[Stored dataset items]

━━━━━━━━━━━━━━━━

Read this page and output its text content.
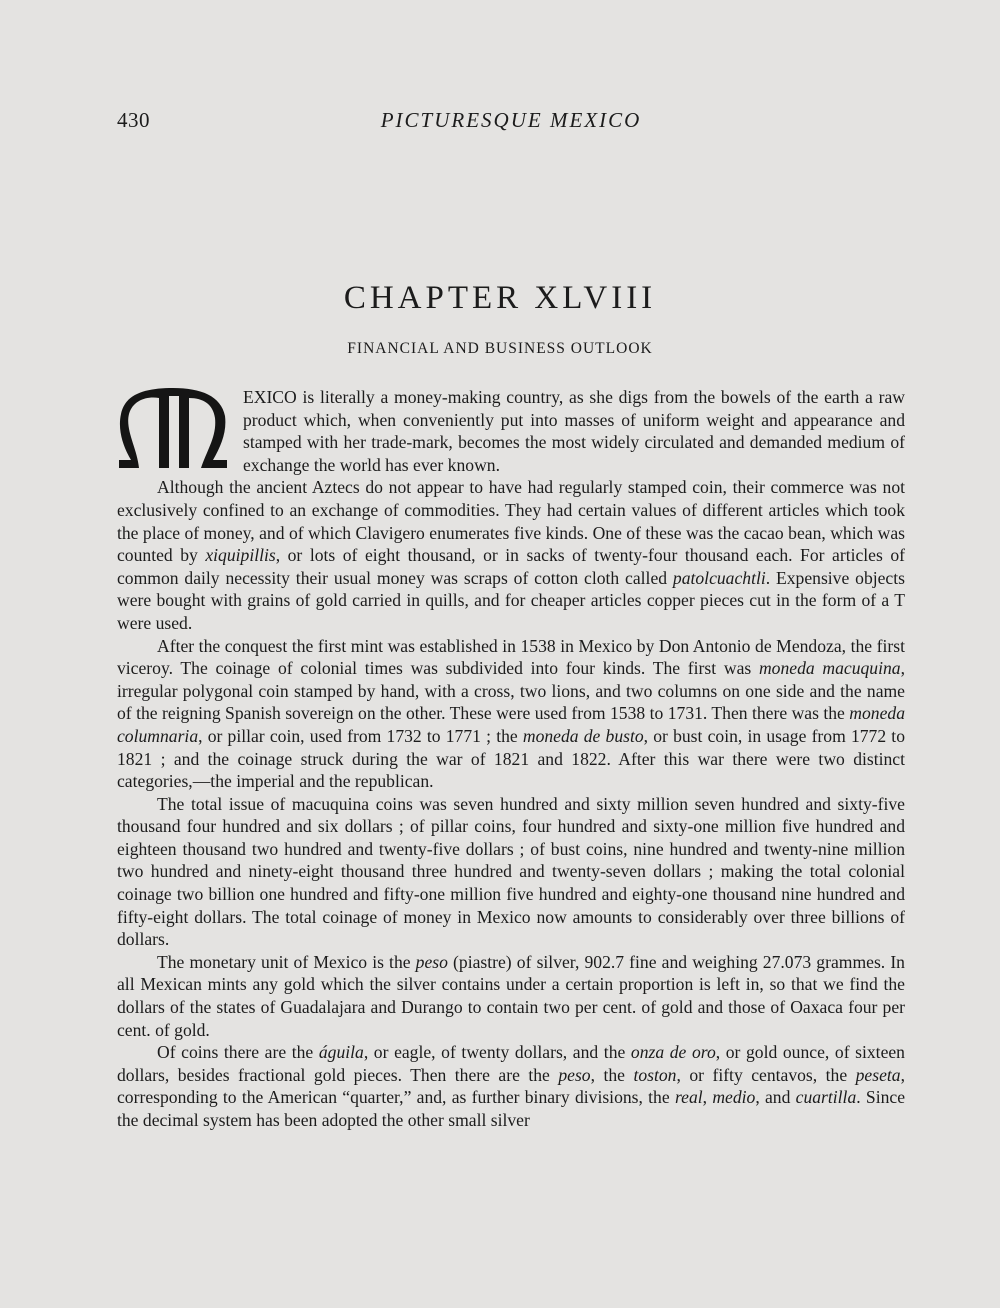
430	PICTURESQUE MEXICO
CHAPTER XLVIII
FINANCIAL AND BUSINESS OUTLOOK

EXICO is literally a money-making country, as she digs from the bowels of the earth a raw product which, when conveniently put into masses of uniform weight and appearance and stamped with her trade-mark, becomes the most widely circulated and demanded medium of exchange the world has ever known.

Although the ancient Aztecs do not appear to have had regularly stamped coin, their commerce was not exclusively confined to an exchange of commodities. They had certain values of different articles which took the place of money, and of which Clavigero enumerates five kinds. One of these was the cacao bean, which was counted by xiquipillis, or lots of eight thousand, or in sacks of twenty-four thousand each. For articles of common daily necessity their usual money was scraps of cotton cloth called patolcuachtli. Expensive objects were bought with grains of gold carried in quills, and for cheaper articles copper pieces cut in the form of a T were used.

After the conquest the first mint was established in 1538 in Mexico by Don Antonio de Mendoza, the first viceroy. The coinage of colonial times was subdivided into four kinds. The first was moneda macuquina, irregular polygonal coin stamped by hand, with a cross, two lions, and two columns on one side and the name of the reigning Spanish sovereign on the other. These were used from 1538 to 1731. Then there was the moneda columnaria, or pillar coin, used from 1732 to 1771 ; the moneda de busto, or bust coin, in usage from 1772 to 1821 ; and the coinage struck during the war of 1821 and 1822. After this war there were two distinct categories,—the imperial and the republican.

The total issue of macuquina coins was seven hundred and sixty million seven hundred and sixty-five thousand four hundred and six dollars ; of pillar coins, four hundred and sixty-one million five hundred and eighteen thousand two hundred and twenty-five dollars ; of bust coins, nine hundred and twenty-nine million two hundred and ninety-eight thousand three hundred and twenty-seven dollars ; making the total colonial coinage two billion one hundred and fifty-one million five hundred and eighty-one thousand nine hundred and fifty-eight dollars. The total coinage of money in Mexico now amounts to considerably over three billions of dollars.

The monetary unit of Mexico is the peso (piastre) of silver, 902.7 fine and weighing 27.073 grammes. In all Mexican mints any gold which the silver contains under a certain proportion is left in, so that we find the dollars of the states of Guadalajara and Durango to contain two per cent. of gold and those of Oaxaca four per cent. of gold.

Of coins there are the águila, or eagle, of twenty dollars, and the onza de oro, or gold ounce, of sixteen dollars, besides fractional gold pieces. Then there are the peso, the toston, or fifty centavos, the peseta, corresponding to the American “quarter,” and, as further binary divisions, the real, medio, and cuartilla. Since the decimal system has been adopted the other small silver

━━━━━━━━━━━━━━━━

### DIRECTIONS FOR THIS TASK
Restate the whole listing above exactly, except for its images.

### WRITTEN SOLUTION
Read this page and output its text content.
430	PICTURESQUE MEXICO
CHAPTER XLVIII
FINANCIAL AND BUSINESS OUTLOOK

EXICO is literally a money-making country, as she digs from the bowels of the earth a raw product which, when conveniently put into masses of uniform weight and appearance and stamped with her trade-mark, becomes the most widely circulated and demanded medium of exchange the world has ever known.

Although the ancient Aztecs do not appear to have had regularly stamped coin, their commerce was not exclusively confined to an exchange of commodities. They had certain values of different articles which took the place of money, and of which Clavigero enumerates five kinds. One of these was the cacao bean, which was counted by xiquipillis, or lots of eight thousand, or in sacks of twenty-four thousand each. For articles of common daily necessity their usual money was scraps of cotton cloth called patolcuachtli. Expensive objects were bought with grains of gold carried in quills, and for cheaper articles copper pieces cut in the form of a T were used.

After the conquest the first mint was established in 1538 in Mexico by Don Antonio de Mendoza, the first viceroy. The coinage of colonial times was subdivided into four kinds. The first was moneda macuquina, irregular polygonal coin stamped by hand, with a cross, two lions, and two columns on one side and the name of the reigning Spanish sovereign on the other. These were used from 1538 to 1731. Then there was the moneda columnaria, or pillar coin, used from 1732 to 1771 ; the moneda de busto, or bust coin, in usage from 1772 to 1821 ; and the coinage struck during the war of 1821 and 1822. After this war there were two distinct categories,—the imperial and the republican.

The total issue of macuquina coins was seven hundred and sixty million seven hundred and sixty-five thousand four hundred and six dollars ; of pillar coins, four hundred and sixty-one million five hundred and eighteen thousand two hundred and twenty-five dollars ; of bust coins, nine hundred and twenty-nine million two hundred and ninety-eight thousand three hundred and twenty-seven dollars ; making the total colonial coinage two billion one hundred and fifty-one million five hundred and eighty-one thousand nine hundred and fifty-eight dollars. The total coinage of money in Mexico now amounts to considerably over three billions of dollars.

The monetary unit of Mexico is the peso (piastre) of silver, 902.7 fine and weighing 27.073 grammes. In all Mexican mints any gold which the silver contains under a certain proportion is left in, so that we find the dollars of the states of Guadalajara and Durango to contain two per cent. of gold and those of Oaxaca four per cent. of gold.

Of coins there are the águila, or eagle, of twenty dollars, and the onza de oro, or gold ounce, of sixteen dollars, besides fractional gold pieces. Then there are the peso, the toston, or fifty centavos, the peseta, corresponding to the American “quarter,” and, as further binary divisions, the real, medio, and cuartilla. Since the decimal system has been adopted the other small silver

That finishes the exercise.